▸ RECORDED DATA:
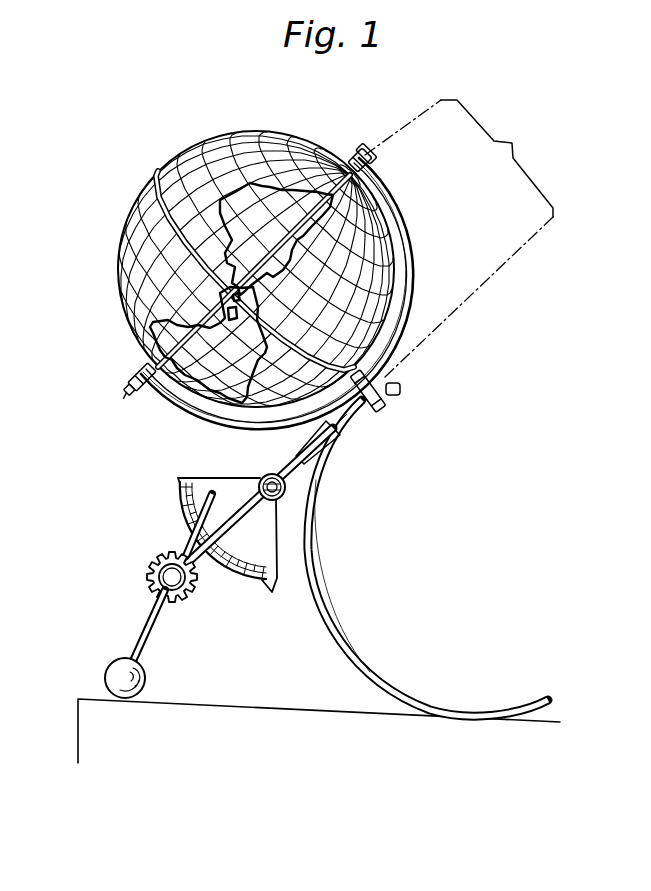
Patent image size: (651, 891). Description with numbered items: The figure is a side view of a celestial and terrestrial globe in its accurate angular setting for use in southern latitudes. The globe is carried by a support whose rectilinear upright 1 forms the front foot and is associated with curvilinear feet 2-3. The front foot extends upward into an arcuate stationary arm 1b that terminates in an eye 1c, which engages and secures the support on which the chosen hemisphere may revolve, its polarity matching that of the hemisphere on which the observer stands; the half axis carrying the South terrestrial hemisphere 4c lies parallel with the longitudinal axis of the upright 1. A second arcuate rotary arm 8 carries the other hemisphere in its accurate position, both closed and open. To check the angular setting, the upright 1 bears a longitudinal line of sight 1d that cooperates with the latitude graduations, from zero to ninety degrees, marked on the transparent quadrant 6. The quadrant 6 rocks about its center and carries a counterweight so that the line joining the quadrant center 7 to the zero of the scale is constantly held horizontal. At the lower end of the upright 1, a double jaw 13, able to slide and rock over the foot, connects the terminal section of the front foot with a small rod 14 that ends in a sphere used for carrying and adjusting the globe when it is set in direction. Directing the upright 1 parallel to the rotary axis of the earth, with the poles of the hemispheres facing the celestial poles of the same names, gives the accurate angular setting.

The upright 1 is at (237, 506).
The arcuate stationary arm 1b is at (414, 254).
The eye 1c is at (362, 150).
The longitudinal line of sight 1d is at (232, 528).
The curvilinear feet 2-3 is at (367, 655).
The South terrestrial hemisphere 4c is at (226, 146).
The transparent quadrant 6 is at (222, 578).
The quadrant center 7 is at (268, 475).
The arcuate rotary arm 8 is at (156, 400).
The double jaw 13 is at (152, 568).
The small rod 14 is at (152, 643).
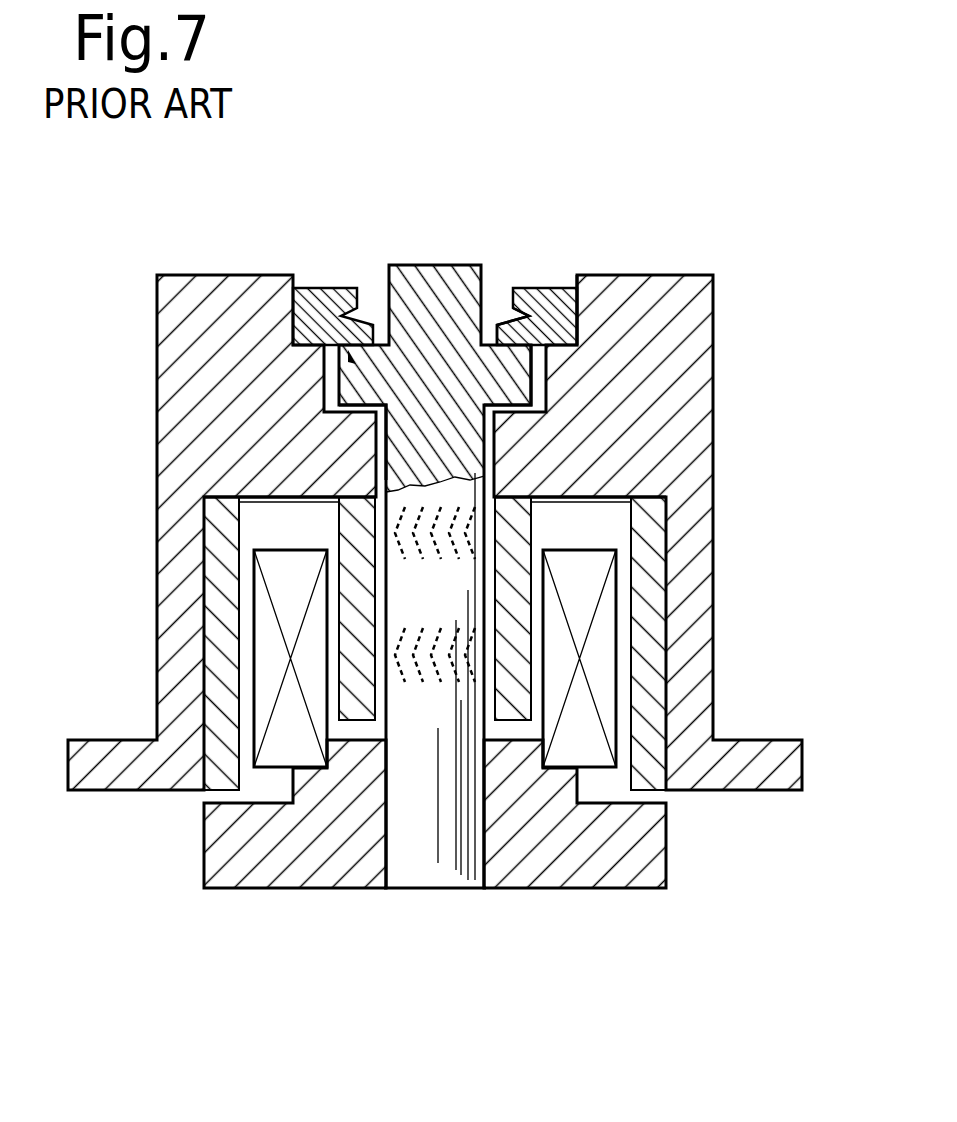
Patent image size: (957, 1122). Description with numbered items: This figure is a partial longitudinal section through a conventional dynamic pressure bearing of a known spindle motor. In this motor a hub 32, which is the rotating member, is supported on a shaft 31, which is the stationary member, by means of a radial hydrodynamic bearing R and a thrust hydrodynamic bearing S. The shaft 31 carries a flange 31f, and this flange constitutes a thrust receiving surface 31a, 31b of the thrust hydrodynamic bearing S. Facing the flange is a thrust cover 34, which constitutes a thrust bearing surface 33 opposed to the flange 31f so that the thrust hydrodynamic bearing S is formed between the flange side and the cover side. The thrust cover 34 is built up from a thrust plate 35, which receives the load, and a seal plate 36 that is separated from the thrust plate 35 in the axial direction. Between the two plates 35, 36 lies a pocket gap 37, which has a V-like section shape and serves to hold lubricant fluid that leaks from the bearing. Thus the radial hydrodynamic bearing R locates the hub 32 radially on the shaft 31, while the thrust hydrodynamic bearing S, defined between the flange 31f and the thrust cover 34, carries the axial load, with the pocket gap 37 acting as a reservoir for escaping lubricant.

The shaft 31 is at (403, 813).
The thrust receiving surface 31a is at (318, 292).
The thrust receiving surface 31b is at (348, 440).
The flange 31f is at (540, 378).
The hub 32 is at (660, 413).
The thrust bearing surface 33 is at (293, 347).
The thrust cover 34 is at (582, 215).
The thrust plate 35 is at (626, 253).
The seal plate 36 is at (530, 290).
The pocket gap 37 is at (496, 320).
The radial hydrodynamic bearing R is at (472, 532).
The thrust hydrodynamic bearing S is at (352, 356).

▸ EXERCISE AIM: Identify and copy each line of the material that contains the word "shaft".

▸ TASK ANSWER:
Patent image size: (957, 1122). Description with numbered items: This figure is a partial longitudinal section through a conventional dynamic pressure bearing of a known spindle motor. In this motor a hub 32, which is the rotating member, is supported on a shaft 31, which is the stationary member, by means of a radial hydrodynamic bearing R and a thrust hydrodynamic bearing S. The shaft 31 carries a flange 31f, and this flange constitutes a thrust receiving surface 31a, 31b of the thrust hydrodynamic bearing S. Facing the flange is a thrust cover 34, which constitutes a thrust bearing surface 33 opposed to the flange 31f so that the thrust hydrodynamic bearing S is formed between the flange side and the cover side. The thrust cover 34 is built up from a thrust plate 35, which receives the load, and a seal plate 36 that is separated from the thrust plate 35 in the axial direction. Between the two plates 35, 36 lies a pocket gap 37, which has a V-like section shape and serves to hold lubricant fluid that leaks from the bearing. Thus the radial hydrodynamic bearing R locates the hub 32 radially on the shaft 31, while the thrust hydrodynamic bearing S, defined between the flange 31f and the thrust cover 34, carries the axial load, with the pocket gap 37 acting as a reservoir for escaping lubricant.
The shaft 31 is at (403, 813).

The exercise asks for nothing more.